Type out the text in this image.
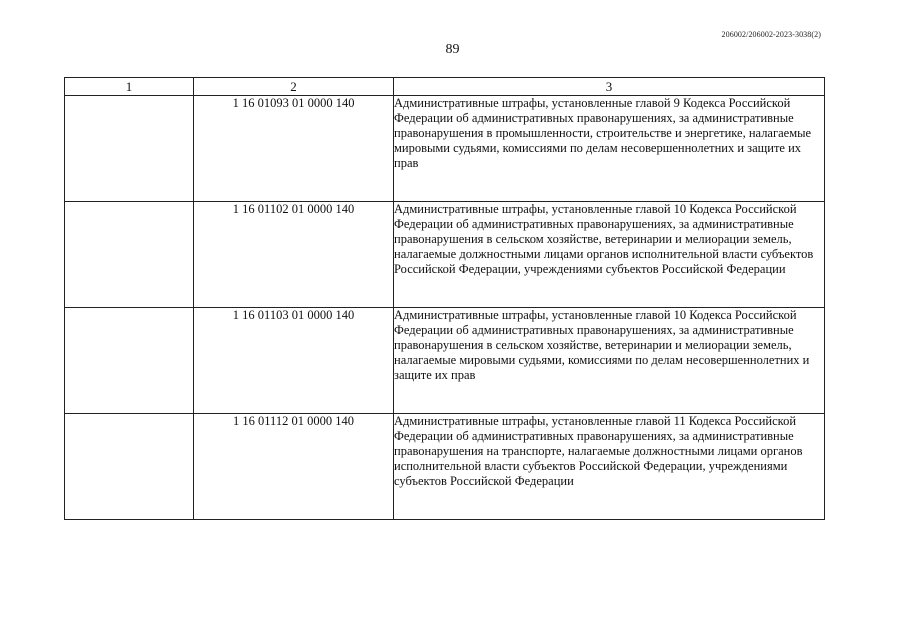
206002/206002-2023-3038(2)
89
1	2	3
	1 16 01093 01 0000 140	Административные штрафы, установленные главой 9 Кодекса Российской Федерации об административных правонарушениях, за административные правонарушения в промышленности, строительстве и энергетике, налагаемые мировыми судьями, комиссиями по делам несовершеннолетних и защите их прав
	1 16 01102 01 0000 140	Административные штрафы, установленные главой 10 Кодекса Российской Федерации об административных правонарушениях, за административные правонарушения в сельском хозяйстве, ветеринарии и мелиорации земель, налагаемые должностными лицами органов исполнительной власти субъектов Российской Федерации, учреждениями субъектов Российской Федерации
	1 16 01103 01 0000 140	Административные штрафы, установленные главой 10 Кодекса Российской Федерации об административных правонарушениях, за административные правонарушения в сельском хозяйстве, ветеринарии и мелиорации земель, налагаемые мировыми судьями, комиссиями по делам несовершеннолетних и защите их прав
	1 16 01112 01 0000 140	Административные штрафы, установленные главой 11 Кодекса Российской Федерации об административных правонарушениях, за административные правонарушения на транспорте, налагаемые должностными лицами органов исполнительной власти субъектов Российской Федерации, учреждениями субъектов Российской Федерации
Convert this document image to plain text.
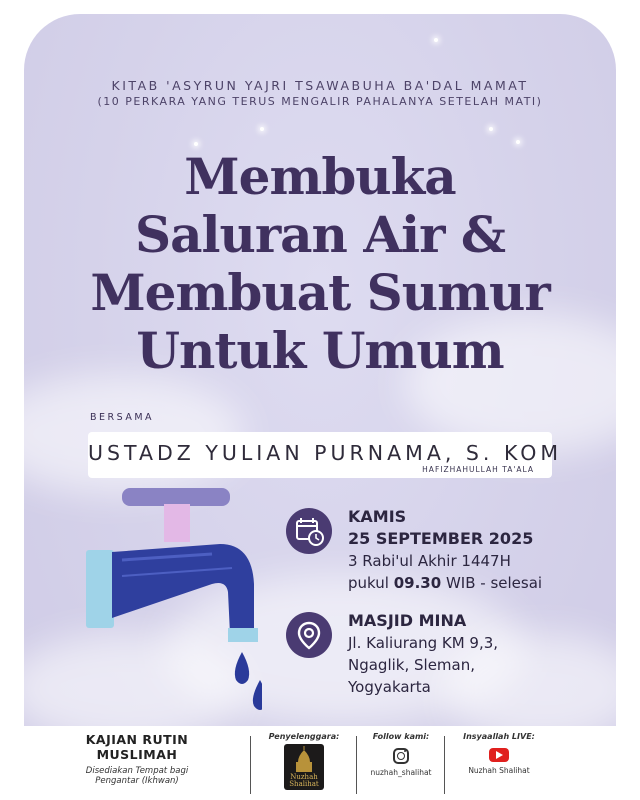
KITAB 'ASYRUN YAJRI TSAWABUHA BA'DAL MAMAT
(10 PERKARA YANG TERUS MENGALIR PAHALANYA SETELAH MATI)
Membuka
Saluran Air &
Membuat Sumur
Untuk Umum
BERSAMA
USTADZ YULIAN PURNAMA, S. KOM
HAFIZHAHULLAH TA'ALA
KAMIS
25 SEPTEMBER 2025
3 Rabi'ul Akhir 1447H
pukul 09.30 WIB - selesai
MASJID MINA
Jl. Kaliurang KM 9,3,
Ngaglik, Sleman,
Yogyakarta
KAJIAN RUTIN
MUSLIMAH
Disediakan Tempat bagi
Pengantar (Ikhwan)
Penyelenggara:
Nuzhah Shalihat
Follow kami:
nuzhah_shalihat
Insyaallah LIVE:
Nuzhah Shalihat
|---|
What the task requires:
Only the lines from the one containing "Convert this document image to plain text." through the last line of the records above should be repeated, exactly and without pictures.

Result for this task:
Convert this document image to plain text.
KITAB 'ASYRUN YAJRI TSAWABUHA BA'DAL MAMAT
(10 PERKARA YANG TERUS MENGALIR PAHALANYA SETELAH MATI)
Membuka
Saluran Air &
Membuat Sumur
Untuk Umum
BERSAMA
USTADZ YULIAN PURNAMA, S. KOM
HAFIZHAHULLAH TA'ALA
KAMIS
25 SEPTEMBER 2025
3 Rabi'ul Akhir 1447H
pukul 09.30 WIB - selesai
MASJID MINA
Jl. Kaliurang KM 9,3,
Ngaglik, Sleman,
Yogyakarta
KAJIAN RUTIN
MUSLIMAH
Disediakan Tempat bagi
Pengantar (Ikhwan)
Penyelenggara:
Nuzhah Shalihat
Follow kami:
nuzhah_shalihat
Insyaallah LIVE:
Nuzhah Shalihat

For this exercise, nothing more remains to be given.